■ **What the task requires**
Repeat the records below exactly, leaving out every picture.

■ **Provided data**
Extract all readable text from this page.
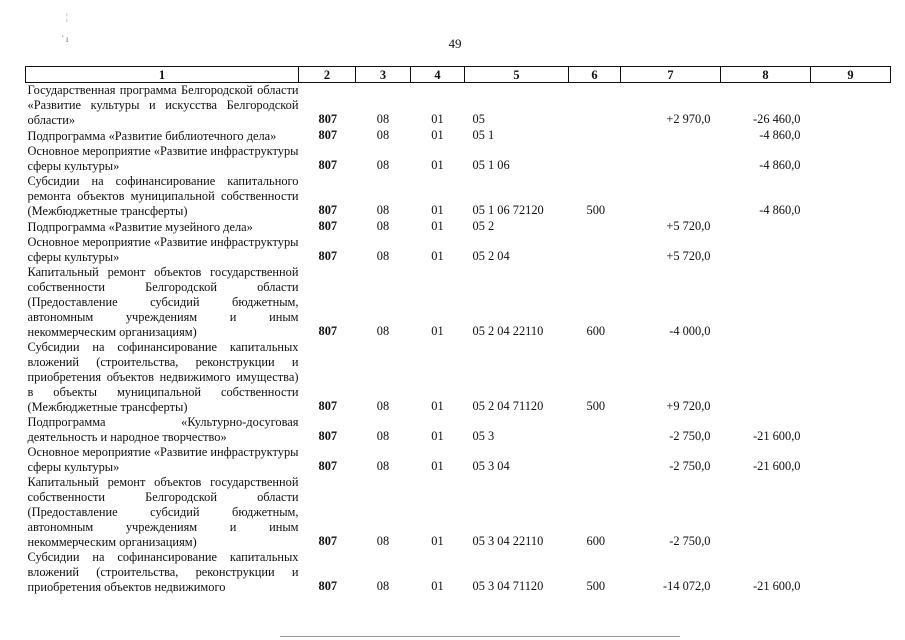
¦
' ı	49
1	2	3	4	5	6	7	8	9
Государственная программа Белгородской области «Развитие культуры и искусства Белгородской области»	807	08	01	05		+2 970,0	-26 460,0	
Подпрограмма «Развитие библиотечного дела»	807	08	01	05 1			-4 860,0	
Основное мероприятие «Развитие инфраструктуры сферы культуры»	807	08	01	05 1 06			-4 860,0	
Субсидии на софинансирование капитального ремонта объектов муниципальной собственности (Межбюджетные трансферты)	807	08	01	05 1 06 72120	500		-4 860,0	
Подпрограмма «Развитие музейного дела»	807	08	01	05 2		+5 720,0		
Основное мероприятие «Развитие инфраструктуры сферы культуры»	807	08	01	05 2 04		+5 720,0		
Капитальный ремонт объектов государственной собственности Белгородской области (Предоставление субсидий бюджетным, автономным учреждениям и иным некоммерческим организациям)	807	08	01	05 2 04 22110	600	-4 000,0		
Субсидии на софинансирование капитальных вложений (строительства, реконструкции и приобретения объектов недвижимого имущества) в объекты муниципальной собственности (Межбюджетные трансферты)	807	08	01	05 2 04 71120	500	+9 720,0		
Подпрограмма «Культурно-досуговая деятельность и народное творчество»	807	08	01	05 3		-2 750,0	-21 600,0	
Основное мероприятие «Развитие инфраструктуры сферы культуры»	807	08	01	05 3 04		-2 750,0	-21 600,0	
Капитальный ремонт объектов государственной собственности Белгородской области (Предоставление субсидий бюджетным, автономным учреждениям и иным некоммерческим организациям)	807	08	01	05 3 04 22110	600	-2 750,0		
Субсидии на софинансирование капитальных вложений (строительства, реконструкции и приобретения объектов недвижимого	807	08	01	05 3 04 71120	500	-14 072,0	-21 600,0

■ **Correct result**
Extract all readable text from this page.
¦
' ı	49
1	2	3	4	5	6	7	8	9
Государственная программа Белгородской области «Развитие культуры и искусства Белгородской области»	807	08	01	05		+2 970,0	-26 460,0	
Подпрограмма «Развитие библиотечного дела»	807	08	01	05 1			-4 860,0	
Основное мероприятие «Развитие инфраструктуры сферы культуры»	807	08	01	05 1 06			-4 860,0	
Субсидии на софинансирование капитального ремонта объектов муниципальной собственности (Межбюджетные трансферты)	807	08	01	05 1 06 72120	500		-4 860,0	
Подпрограмма «Развитие музейного дела»	807	08	01	05 2		+5 720,0		
Основное мероприятие «Развитие инфраструктуры сферы культуры»	807	08	01	05 2 04		+5 720,0		
Капитальный ремонт объектов государственной собственности Белгородской области (Предоставление субсидий бюджетным, автономным учреждениям и иным некоммерческим организациям)	807	08	01	05 2 04 22110	600	-4 000,0		
Субсидии на софинансирование капитальных вложений (строительства, реконструкции и приобретения объектов недвижимого имущества) в объекты муниципальной собственности (Межбюджетные трансферты)	807	08	01	05 2 04 71120	500	+9 720,0		
Подпрограмма «Культурно-досуговая деятельность и народное творчество»	807	08	01	05 3		-2 750,0	-21 600,0	
Основное мероприятие «Развитие инфраструктуры сферы культуры»	807	08	01	05 3 04		-2 750,0	-21 600,0	
Капитальный ремонт объектов государственной собственности Белгородской области (Предоставление субсидий бюджетным, автономным учреждениям и иным некоммерческим организациям)	807	08	01	05 3 04 22110	600	-2 750,0		
Субсидии на софинансирование капитальных вложений (строительства, реконструкции и приобретения объектов недвижимого	807	08	01	05 3 04 71120	500	-14 072,0	-21 600,0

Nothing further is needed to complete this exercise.